Data rows:
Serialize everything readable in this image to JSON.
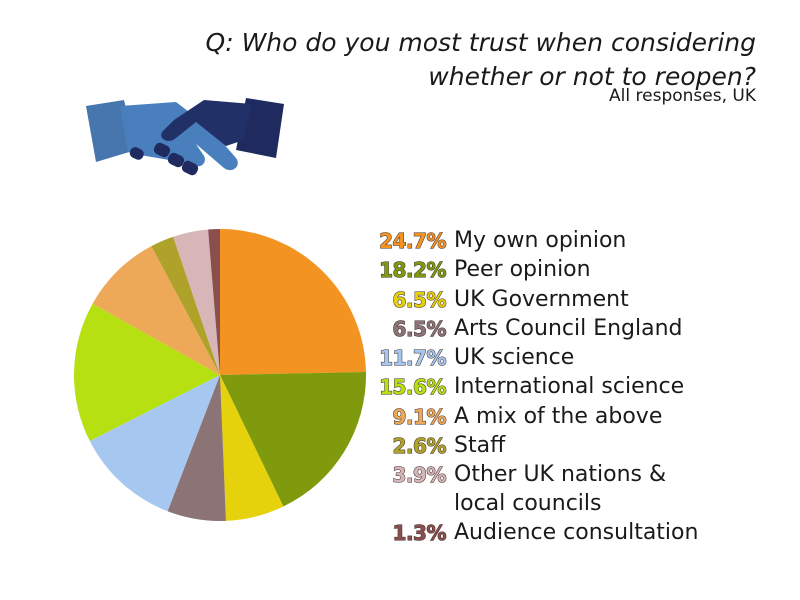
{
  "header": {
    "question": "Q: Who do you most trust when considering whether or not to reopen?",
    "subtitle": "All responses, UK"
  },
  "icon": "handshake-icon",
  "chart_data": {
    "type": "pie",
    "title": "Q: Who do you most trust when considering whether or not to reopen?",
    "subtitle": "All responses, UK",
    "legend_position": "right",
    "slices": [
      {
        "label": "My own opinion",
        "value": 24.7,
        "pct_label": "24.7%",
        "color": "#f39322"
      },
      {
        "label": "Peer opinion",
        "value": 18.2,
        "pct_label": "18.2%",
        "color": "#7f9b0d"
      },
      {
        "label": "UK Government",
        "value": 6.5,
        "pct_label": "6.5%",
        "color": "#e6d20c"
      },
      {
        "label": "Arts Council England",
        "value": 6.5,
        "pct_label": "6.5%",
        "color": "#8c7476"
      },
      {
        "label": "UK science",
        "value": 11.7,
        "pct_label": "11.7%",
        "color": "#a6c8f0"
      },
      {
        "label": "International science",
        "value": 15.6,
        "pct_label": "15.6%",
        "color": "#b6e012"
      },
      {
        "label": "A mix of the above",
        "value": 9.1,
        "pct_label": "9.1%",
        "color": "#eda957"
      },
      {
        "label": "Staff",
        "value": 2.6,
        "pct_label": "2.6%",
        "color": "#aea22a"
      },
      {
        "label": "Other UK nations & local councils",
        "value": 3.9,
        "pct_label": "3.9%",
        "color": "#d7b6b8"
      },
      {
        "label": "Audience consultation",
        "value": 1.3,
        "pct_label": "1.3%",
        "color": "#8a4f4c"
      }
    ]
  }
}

...

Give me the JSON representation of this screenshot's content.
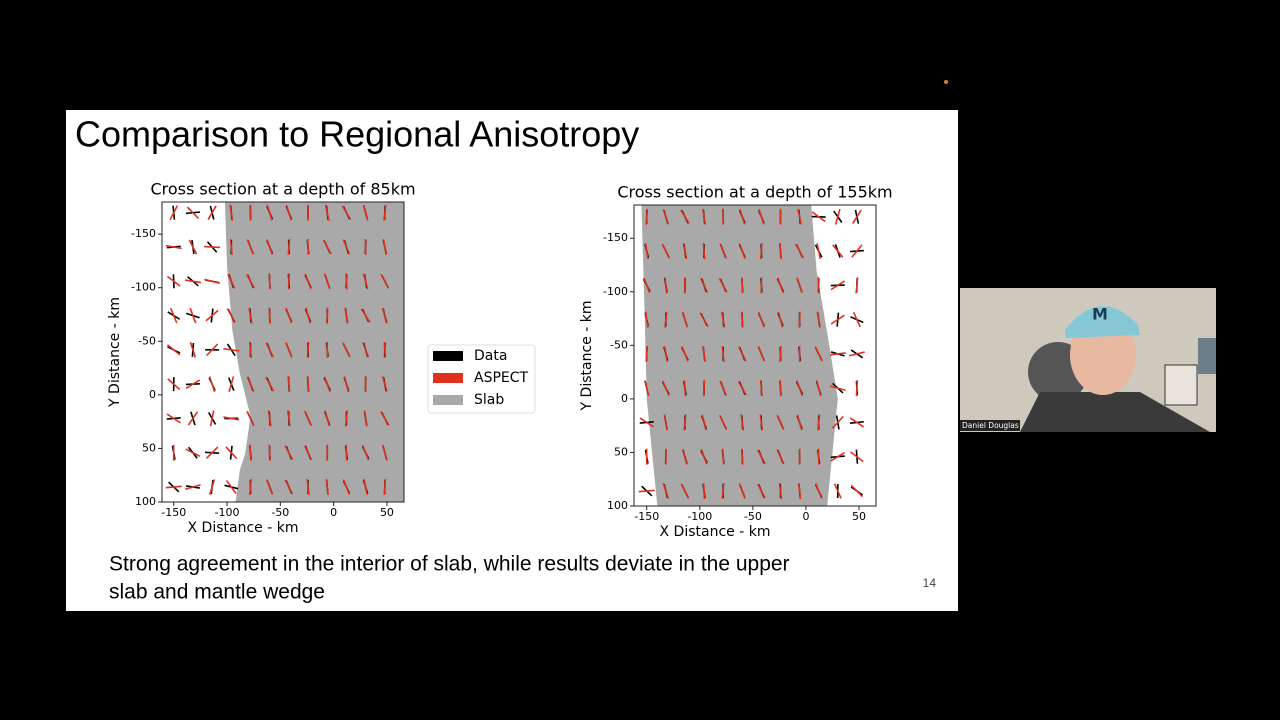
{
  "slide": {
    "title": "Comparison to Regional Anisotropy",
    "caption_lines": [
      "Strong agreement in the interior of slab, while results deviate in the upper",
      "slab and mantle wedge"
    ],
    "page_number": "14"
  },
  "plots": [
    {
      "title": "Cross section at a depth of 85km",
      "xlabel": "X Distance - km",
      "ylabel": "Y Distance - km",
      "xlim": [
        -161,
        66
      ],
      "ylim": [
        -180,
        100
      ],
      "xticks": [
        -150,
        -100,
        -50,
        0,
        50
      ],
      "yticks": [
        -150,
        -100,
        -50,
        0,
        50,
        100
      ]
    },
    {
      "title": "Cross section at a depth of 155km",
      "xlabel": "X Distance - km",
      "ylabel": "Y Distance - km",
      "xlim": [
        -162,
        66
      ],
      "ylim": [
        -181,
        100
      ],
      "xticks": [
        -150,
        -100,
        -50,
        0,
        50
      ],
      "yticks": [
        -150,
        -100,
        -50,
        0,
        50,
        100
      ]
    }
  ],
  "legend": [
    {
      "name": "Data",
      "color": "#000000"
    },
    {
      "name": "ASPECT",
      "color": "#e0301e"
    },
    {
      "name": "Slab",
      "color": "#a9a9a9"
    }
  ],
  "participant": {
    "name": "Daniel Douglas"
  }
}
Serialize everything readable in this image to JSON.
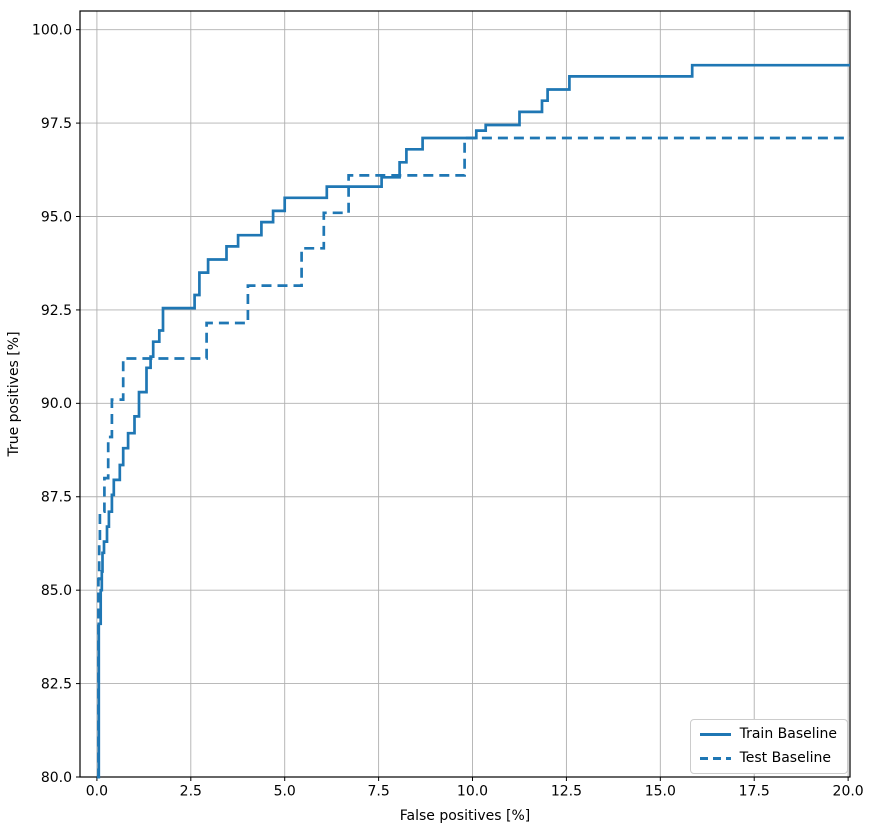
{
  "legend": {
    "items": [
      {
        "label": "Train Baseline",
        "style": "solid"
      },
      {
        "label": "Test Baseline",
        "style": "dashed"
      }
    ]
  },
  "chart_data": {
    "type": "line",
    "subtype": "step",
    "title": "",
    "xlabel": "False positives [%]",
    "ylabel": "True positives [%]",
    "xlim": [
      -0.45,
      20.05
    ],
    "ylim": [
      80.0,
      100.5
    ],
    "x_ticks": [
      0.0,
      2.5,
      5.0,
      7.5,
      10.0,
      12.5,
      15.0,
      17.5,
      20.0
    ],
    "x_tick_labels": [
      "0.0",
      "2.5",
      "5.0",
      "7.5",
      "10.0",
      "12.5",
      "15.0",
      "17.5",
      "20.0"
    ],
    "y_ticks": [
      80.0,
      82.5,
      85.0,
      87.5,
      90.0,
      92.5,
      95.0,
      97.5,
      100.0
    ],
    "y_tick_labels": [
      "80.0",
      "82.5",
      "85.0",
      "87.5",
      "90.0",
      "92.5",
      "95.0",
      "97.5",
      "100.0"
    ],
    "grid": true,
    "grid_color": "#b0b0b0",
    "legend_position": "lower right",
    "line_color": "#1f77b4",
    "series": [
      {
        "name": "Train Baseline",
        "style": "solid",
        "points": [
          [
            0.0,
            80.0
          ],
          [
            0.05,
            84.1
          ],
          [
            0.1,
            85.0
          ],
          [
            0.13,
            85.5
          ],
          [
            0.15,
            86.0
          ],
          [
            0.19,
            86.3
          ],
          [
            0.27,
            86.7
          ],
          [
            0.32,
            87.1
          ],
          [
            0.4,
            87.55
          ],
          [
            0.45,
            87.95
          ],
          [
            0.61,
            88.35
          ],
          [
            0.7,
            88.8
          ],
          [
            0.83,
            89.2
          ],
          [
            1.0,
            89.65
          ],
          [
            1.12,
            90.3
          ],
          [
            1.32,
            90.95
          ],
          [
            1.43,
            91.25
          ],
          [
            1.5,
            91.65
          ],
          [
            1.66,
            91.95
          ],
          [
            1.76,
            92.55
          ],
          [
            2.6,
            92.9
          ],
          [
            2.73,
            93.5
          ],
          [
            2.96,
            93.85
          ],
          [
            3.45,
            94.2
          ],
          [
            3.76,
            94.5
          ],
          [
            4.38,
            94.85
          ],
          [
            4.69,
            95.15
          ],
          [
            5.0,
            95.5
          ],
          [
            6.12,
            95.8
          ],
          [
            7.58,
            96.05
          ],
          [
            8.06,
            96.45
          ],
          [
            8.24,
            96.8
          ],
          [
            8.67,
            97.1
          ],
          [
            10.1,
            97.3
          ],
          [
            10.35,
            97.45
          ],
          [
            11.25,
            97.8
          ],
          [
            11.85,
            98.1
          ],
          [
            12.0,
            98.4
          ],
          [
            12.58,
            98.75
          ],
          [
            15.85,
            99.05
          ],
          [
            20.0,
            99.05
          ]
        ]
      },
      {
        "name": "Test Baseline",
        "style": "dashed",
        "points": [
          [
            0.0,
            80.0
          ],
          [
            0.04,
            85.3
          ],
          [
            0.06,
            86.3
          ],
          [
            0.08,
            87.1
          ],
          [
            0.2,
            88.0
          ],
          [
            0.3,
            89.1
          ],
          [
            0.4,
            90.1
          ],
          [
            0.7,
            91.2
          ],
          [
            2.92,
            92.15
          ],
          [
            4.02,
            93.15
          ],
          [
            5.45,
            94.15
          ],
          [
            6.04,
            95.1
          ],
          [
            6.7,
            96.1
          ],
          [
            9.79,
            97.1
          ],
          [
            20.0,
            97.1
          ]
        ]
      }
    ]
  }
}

==

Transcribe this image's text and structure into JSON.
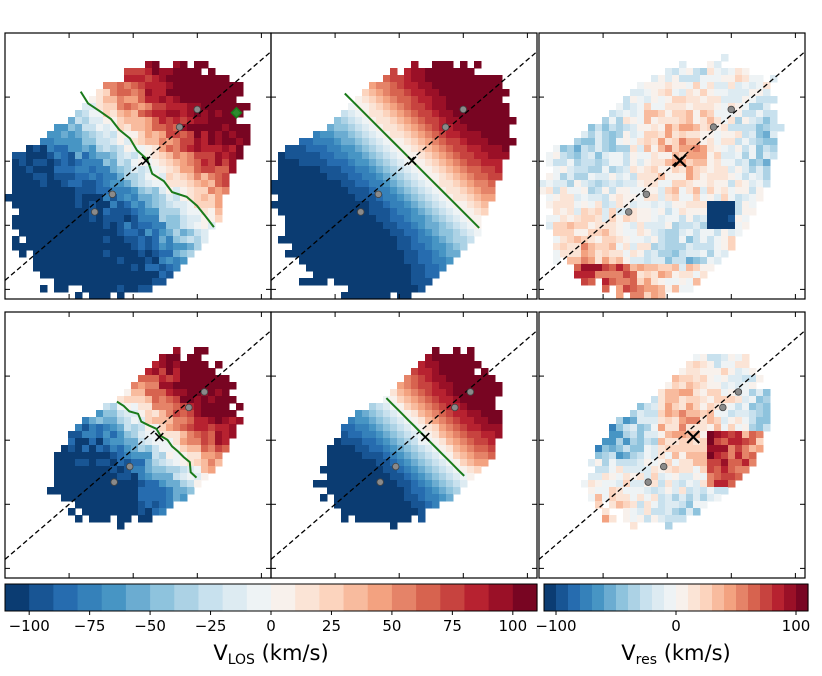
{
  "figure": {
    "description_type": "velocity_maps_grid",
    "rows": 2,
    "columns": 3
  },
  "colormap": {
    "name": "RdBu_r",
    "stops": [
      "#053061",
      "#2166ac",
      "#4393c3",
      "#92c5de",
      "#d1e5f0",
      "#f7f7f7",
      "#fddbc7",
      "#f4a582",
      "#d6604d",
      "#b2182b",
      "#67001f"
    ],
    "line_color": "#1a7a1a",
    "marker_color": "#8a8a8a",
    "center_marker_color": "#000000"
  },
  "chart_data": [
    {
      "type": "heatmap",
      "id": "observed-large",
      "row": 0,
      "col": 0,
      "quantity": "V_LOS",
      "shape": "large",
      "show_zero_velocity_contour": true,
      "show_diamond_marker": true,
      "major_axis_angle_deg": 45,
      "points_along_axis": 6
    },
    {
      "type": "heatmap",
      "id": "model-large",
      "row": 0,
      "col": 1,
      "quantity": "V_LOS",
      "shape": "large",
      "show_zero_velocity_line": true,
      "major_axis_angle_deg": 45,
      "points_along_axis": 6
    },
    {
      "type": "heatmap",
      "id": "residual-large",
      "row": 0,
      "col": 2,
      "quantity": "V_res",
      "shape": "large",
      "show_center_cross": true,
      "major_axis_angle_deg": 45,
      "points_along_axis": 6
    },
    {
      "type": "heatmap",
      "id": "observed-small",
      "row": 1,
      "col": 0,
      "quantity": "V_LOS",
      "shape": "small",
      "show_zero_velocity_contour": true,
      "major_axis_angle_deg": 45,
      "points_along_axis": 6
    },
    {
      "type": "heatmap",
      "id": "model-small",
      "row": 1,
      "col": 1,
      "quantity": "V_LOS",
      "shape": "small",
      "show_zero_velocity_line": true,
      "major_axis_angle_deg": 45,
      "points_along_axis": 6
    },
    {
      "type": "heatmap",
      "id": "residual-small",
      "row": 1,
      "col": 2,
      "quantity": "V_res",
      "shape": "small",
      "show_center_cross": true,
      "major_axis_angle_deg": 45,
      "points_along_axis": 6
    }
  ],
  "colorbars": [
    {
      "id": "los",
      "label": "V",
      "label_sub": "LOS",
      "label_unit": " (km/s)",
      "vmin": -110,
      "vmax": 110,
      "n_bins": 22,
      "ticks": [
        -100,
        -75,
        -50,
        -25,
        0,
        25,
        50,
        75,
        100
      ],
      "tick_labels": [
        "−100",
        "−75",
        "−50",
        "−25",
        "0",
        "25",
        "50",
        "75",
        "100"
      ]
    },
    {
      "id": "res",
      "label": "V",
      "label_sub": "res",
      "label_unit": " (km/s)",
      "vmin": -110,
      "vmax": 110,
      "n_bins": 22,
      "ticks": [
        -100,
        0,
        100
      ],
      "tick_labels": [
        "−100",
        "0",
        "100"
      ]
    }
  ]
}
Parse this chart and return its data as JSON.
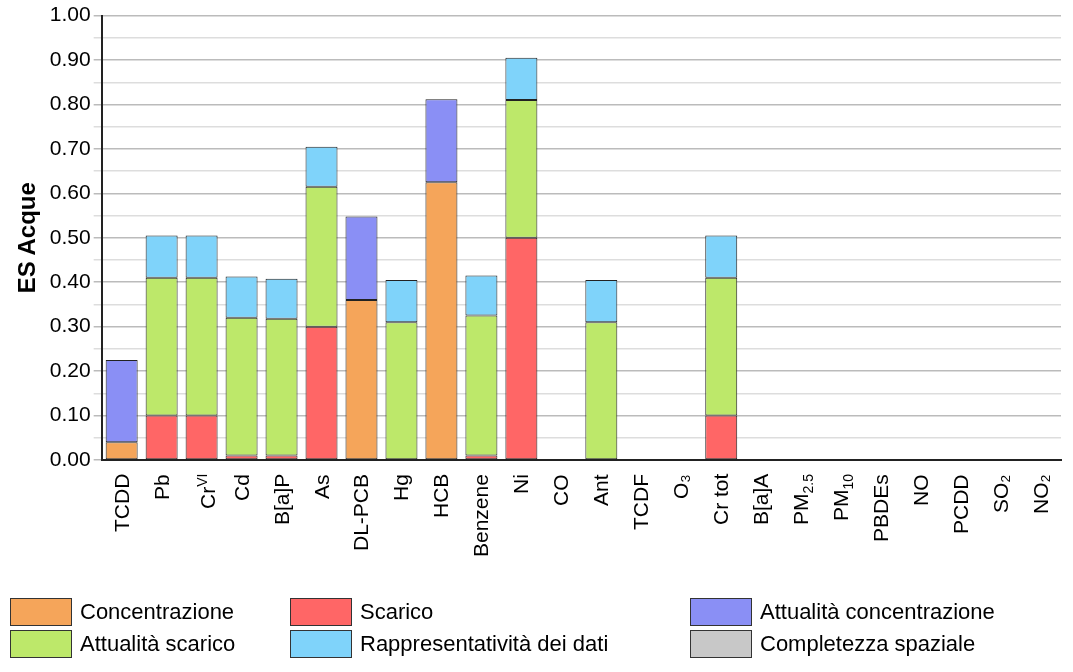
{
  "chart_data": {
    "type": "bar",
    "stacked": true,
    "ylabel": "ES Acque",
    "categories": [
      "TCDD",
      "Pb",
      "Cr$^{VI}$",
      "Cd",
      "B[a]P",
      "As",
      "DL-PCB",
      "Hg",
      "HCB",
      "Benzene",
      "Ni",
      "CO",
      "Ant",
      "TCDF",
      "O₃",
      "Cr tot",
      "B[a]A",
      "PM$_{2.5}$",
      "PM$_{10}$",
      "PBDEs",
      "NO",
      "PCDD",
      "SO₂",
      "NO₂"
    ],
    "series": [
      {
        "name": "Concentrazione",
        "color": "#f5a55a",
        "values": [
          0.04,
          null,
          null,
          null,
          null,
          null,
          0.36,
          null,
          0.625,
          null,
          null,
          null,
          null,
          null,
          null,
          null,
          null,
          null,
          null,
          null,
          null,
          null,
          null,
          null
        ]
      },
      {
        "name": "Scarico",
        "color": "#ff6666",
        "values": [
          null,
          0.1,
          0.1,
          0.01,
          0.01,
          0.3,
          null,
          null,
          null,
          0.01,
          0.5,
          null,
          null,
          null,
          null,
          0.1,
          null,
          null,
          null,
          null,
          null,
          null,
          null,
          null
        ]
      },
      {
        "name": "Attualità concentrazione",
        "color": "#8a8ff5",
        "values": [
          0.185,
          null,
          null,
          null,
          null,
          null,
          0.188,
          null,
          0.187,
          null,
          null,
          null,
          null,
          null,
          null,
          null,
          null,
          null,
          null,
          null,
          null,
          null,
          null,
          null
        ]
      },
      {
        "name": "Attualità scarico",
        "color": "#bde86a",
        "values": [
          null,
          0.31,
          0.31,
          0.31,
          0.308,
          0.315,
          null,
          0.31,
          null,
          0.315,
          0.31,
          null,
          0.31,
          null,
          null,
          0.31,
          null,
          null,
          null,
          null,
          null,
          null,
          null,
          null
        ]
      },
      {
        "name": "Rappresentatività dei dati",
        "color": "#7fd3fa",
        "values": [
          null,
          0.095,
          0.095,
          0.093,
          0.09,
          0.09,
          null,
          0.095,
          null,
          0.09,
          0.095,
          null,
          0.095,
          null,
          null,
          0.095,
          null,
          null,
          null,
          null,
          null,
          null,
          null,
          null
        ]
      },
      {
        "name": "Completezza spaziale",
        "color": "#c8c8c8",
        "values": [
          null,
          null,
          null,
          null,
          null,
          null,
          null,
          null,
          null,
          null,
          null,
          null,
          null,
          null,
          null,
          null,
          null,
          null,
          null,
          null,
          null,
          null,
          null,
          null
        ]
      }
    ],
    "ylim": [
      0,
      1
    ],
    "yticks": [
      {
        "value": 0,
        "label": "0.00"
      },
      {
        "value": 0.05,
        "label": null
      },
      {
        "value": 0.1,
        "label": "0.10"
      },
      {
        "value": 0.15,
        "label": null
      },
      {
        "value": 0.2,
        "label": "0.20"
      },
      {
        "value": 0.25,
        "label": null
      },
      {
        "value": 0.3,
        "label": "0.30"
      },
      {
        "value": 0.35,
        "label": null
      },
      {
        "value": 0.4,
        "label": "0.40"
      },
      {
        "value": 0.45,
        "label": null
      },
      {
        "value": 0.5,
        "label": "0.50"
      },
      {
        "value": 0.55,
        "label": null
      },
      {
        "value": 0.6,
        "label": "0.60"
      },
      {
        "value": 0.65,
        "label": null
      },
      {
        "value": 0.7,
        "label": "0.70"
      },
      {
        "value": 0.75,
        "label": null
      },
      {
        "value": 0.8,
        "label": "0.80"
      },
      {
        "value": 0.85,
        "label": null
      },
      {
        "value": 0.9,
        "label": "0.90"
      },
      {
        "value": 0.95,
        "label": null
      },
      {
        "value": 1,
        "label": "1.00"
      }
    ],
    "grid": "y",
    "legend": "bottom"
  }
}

Directions for this task: Report only the count of lines that include the string "science".

In response: 2